#### Dati da utilizzare ####

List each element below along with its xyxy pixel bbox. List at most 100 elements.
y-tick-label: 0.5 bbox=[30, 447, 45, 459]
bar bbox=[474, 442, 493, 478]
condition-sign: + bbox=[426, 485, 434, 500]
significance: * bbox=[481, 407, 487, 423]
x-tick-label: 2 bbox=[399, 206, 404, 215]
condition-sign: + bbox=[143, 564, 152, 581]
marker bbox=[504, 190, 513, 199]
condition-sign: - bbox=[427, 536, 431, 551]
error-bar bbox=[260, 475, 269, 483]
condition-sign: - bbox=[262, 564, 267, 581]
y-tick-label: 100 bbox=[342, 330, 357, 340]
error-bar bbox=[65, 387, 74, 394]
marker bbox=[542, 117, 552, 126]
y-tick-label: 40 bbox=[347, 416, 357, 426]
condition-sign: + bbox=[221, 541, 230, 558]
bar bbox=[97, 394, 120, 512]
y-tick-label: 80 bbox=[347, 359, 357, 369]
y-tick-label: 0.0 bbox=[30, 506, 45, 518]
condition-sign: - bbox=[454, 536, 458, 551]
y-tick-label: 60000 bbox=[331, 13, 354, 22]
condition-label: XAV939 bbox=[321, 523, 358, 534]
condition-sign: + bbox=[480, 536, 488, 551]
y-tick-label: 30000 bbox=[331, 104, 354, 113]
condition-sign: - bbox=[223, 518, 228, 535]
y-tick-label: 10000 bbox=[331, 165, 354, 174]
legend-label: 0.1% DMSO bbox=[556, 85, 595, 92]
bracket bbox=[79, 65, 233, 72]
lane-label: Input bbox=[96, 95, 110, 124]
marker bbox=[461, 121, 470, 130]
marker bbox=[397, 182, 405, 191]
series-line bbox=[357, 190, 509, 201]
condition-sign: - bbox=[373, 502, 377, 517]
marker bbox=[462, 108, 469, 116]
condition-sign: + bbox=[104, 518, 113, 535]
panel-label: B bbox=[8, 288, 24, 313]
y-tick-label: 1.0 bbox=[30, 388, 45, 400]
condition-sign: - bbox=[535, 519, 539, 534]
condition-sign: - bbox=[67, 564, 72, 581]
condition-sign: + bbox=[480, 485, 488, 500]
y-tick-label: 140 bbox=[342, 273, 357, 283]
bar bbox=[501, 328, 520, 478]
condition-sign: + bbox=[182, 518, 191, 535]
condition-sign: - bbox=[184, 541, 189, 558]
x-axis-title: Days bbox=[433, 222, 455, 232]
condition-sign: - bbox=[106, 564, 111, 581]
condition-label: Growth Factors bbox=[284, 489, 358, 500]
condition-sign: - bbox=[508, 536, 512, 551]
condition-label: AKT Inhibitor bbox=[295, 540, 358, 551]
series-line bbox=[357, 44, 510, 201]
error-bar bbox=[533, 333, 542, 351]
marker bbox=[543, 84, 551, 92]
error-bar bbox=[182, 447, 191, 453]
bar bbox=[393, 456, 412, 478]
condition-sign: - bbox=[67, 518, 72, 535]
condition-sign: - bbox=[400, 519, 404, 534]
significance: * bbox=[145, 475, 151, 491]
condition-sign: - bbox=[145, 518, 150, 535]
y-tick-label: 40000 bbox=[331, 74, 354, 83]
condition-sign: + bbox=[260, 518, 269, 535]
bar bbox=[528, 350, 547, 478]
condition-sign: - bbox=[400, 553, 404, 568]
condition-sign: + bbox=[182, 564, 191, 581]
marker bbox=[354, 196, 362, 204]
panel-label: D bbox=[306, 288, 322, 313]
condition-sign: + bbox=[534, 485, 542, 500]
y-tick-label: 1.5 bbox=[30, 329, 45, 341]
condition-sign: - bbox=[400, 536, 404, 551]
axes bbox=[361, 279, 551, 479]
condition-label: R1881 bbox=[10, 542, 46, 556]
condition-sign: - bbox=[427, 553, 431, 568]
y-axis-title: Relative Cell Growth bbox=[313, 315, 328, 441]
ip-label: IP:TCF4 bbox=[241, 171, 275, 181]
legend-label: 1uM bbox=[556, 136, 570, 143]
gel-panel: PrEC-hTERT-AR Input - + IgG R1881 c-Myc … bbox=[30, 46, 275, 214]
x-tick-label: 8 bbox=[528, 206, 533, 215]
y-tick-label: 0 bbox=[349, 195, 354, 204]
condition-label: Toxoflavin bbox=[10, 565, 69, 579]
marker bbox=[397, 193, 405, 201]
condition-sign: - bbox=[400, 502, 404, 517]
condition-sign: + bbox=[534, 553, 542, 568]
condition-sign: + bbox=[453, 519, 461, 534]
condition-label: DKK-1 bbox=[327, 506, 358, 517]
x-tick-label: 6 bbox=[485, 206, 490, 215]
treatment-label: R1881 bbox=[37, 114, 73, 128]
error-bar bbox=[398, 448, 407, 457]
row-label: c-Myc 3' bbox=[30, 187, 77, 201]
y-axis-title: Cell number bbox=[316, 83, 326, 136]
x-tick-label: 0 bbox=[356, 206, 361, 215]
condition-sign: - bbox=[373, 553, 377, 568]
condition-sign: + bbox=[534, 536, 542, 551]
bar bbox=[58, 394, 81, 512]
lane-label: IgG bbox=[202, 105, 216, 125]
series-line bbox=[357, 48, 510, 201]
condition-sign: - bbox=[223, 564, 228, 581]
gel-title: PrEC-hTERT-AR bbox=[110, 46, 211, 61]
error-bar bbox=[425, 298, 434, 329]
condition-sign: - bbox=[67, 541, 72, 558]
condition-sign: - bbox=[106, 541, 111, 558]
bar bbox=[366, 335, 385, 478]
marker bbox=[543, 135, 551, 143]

####

■ Descrizione esercizio ■
Duplica tutte le righe riportate sopra, identiche carattere per carattere.

■ Soluzione ■
List each element below along with its xyxy pixel bbox. List at most 100 elements.
y-tick-label: 0.5 bbox=[30, 447, 45, 459]
bar bbox=[474, 442, 493, 478]
condition-sign: + bbox=[426, 485, 434, 500]
significance: * bbox=[481, 407, 487, 423]
x-tick-label: 2 bbox=[399, 206, 404, 215]
condition-sign: + bbox=[143, 564, 152, 581]
marker bbox=[504, 190, 513, 199]
condition-sign: - bbox=[427, 536, 431, 551]
error-bar bbox=[260, 475, 269, 483]
condition-sign: - bbox=[262, 564, 267, 581]
y-tick-label: 100 bbox=[342, 330, 357, 340]
error-bar bbox=[65, 387, 74, 394]
marker bbox=[542, 117, 552, 126]
y-tick-label: 40 bbox=[347, 416, 357, 426]
condition-sign: + bbox=[221, 541, 230, 558]
bar bbox=[97, 394, 120, 512]
y-tick-label: 80 bbox=[347, 359, 357, 369]
y-tick-label: 0.0 bbox=[30, 506, 45, 518]
condition-sign: - bbox=[454, 536, 458, 551]
y-tick-label: 60000 bbox=[331, 13, 354, 22]
condition-label: XAV939 bbox=[321, 523, 358, 534]
condition-sign: + bbox=[480, 536, 488, 551]
y-tick-label: 30000 bbox=[331, 104, 354, 113]
condition-sign: - bbox=[223, 518, 228, 535]
y-tick-label: 10000 bbox=[331, 165, 354, 174]
legend-label: 0.1% DMSO bbox=[556, 85, 595, 92]
bracket bbox=[79, 65, 233, 72]
lane-label: Input bbox=[96, 95, 110, 124]
marker bbox=[461, 121, 470, 130]
marker bbox=[397, 182, 405, 191]
series-line bbox=[357, 190, 509, 201]
condition-sign: - bbox=[373, 502, 377, 517]
marker bbox=[462, 108, 469, 116]
condition-sign: + bbox=[104, 518, 113, 535]
panel-label: B bbox=[8, 288, 24, 313]
y-tick-label: 1.0 bbox=[30, 388, 45, 400]
condition-sign: - bbox=[535, 519, 539, 534]
condition-sign: - bbox=[67, 564, 72, 581]
condition-sign: + bbox=[480, 485, 488, 500]
y-tick-label: 140 bbox=[342, 273, 357, 283]
bar bbox=[501, 328, 520, 478]
condition-sign: + bbox=[182, 518, 191, 535]
condition-sign: - bbox=[184, 541, 189, 558]
x-axis-title: Days bbox=[433, 222, 455, 232]
condition-sign: - bbox=[106, 564, 111, 581]
condition-label: Growth Factors bbox=[284, 489, 358, 500]
condition-sign: - bbox=[508, 536, 512, 551]
condition-label: AKT Inhibitor bbox=[295, 540, 358, 551]
series-line bbox=[357, 44, 510, 201]
error-bar bbox=[533, 333, 542, 351]
marker bbox=[543, 84, 551, 92]
error-bar bbox=[182, 447, 191, 453]
bar bbox=[393, 456, 412, 478]
condition-sign: - bbox=[67, 518, 72, 535]
condition-sign: - bbox=[400, 519, 404, 534]
significance: * bbox=[145, 475, 151, 491]
condition-sign: - bbox=[145, 518, 150, 535]
y-tick-label: 40000 bbox=[331, 74, 354, 83]
condition-sign: + bbox=[260, 518, 269, 535]
bar bbox=[528, 350, 547, 478]
condition-sign: - bbox=[400, 553, 404, 568]
condition-sign: + bbox=[182, 564, 191, 581]
marker bbox=[354, 196, 362, 204]
panel-label: D bbox=[306, 288, 322, 313]
condition-sign: + bbox=[534, 485, 542, 500]
y-tick-label: 1.5 bbox=[30, 329, 45, 341]
condition-sign: - bbox=[400, 536, 404, 551]
axes bbox=[361, 279, 551, 479]
condition-label: R1881 bbox=[10, 542, 46, 556]
condition-sign: - bbox=[427, 553, 431, 568]
y-axis-title: Relative Cell Growth bbox=[313, 315, 328, 441]
ip-label: IP:TCF4 bbox=[241, 171, 275, 181]
legend-label: 1uM bbox=[556, 136, 570, 143]
gel-panel: PrEC-hTERT-AR Input - + IgG R1881 c-Myc … bbox=[30, 46, 275, 214]
x-tick-label: 8 bbox=[528, 206, 533, 215]
y-tick-label: 0 bbox=[349, 195, 354, 204]
condition-label: Toxoflavin bbox=[10, 565, 69, 579]
marker bbox=[397, 193, 405, 201]
condition-sign: - bbox=[400, 502, 404, 517]
condition-sign: + bbox=[534, 553, 542, 568]
condition-sign: + bbox=[453, 519, 461, 534]
condition-label: DKK-1 bbox=[327, 506, 358, 517]
x-tick-label: 6 bbox=[485, 206, 490, 215]
treatment-label: R1881 bbox=[37, 114, 73, 128]
error-bar bbox=[398, 448, 407, 457]
row-label: c-Myc 3' bbox=[30, 187, 77, 201]
y-axis-title: Cell number bbox=[316, 83, 326, 136]
x-tick-label: 0 bbox=[356, 206, 361, 215]
condition-sign: - bbox=[373, 553, 377, 568]
condition-sign: + bbox=[534, 536, 542, 551]
bar bbox=[58, 394, 81, 512]
lane-label: IgG bbox=[202, 105, 216, 125]
series-line bbox=[357, 48, 510, 201]
condition-sign: - bbox=[223, 564, 228, 581]
gel-title: PrEC-hTERT-AR bbox=[110, 46, 211, 61]
error-bar bbox=[425, 298, 434, 329]
condition-sign: - bbox=[67, 541, 72, 558]
condition-sign: - bbox=[106, 541, 111, 558]
bar bbox=[366, 335, 385, 478]
marker bbox=[543, 135, 551, 143]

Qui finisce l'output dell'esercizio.